REQUIRED WORK – According to the abstract on asymmetric allylborations, how many times was each reaction in the cyanohydrin work performed?
[Opening TEXT PASSAGE section]
The development of practical asymmetric allylborations and the synthesis of achiral heterocycles as chemotherapeutics
Embargo Date
2023-02-16
OA Version
Citation
Abstract
The asymmetric allylation of carbonyl compounds has been extensively studied.However, many reported methodologies require the use of cold temperatures, toxic reagents, and/or the use of a glove-box. The asymmetric allylboration of ketones was previously developed using chiral biphenol catalysts to access homoallylic alcohols in excellent yields and enantioselectivities, and has since been adapted for industrial use. This reaction was further optimized to consider safety, environmental factors, and reproducibility to allow for easier transition into industrial applications.
An asymmetric synthesis of homoallylic cyanohydrins via nucleophilic boronate addition to acyl cyanides was developed. Chiral biphenol catalysts were used to access cyanohydrins in yields up to 98% and enantioselectivities up to 98:2 er. Reproducibility was prioritized as all reactions were performed in triplicate and the results were reported with the standard error of the mean. Asymmetric crotylborations of benzoyl cyanide were also developed to afford the corresponding α-methyl cyanohydrins in excellent yields and good selectivities.
[Closing TEXT PASSAGE section]
[Opening DATA TO EXAMINE section]
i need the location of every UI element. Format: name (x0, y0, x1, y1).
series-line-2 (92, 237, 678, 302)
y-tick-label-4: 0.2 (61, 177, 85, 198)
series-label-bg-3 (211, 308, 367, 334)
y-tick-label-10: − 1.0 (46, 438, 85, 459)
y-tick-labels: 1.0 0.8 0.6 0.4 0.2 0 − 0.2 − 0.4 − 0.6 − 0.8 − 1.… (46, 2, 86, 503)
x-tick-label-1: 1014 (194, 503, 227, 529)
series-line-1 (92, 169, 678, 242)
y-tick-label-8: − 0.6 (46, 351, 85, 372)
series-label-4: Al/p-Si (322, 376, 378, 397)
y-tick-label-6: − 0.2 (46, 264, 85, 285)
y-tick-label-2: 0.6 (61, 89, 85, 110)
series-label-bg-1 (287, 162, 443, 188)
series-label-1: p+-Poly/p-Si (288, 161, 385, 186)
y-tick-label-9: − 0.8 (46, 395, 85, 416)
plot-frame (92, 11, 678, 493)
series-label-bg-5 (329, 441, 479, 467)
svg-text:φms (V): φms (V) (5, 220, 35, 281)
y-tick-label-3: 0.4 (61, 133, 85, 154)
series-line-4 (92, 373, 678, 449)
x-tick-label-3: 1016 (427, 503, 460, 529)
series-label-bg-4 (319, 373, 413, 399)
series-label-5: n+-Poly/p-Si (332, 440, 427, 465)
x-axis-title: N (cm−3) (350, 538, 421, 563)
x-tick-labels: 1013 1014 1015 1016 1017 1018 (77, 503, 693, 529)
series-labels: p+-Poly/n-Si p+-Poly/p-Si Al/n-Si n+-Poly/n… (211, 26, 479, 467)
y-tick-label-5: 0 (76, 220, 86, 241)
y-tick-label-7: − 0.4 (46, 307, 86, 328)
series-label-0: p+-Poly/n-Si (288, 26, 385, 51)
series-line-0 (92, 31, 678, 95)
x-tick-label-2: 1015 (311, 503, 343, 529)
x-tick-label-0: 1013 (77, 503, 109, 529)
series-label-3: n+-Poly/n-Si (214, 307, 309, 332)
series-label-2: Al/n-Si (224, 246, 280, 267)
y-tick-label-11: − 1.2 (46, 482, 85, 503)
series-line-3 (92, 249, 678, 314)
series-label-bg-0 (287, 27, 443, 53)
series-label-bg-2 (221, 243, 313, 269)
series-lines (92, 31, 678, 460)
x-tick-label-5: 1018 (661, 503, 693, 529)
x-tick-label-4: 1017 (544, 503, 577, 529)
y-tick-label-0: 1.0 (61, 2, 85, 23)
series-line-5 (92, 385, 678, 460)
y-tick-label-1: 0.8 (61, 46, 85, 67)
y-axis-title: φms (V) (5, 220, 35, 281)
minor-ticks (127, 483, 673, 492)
[Closing DATA TO EXAMINE section]
RESPONSE AREA – In triplicate.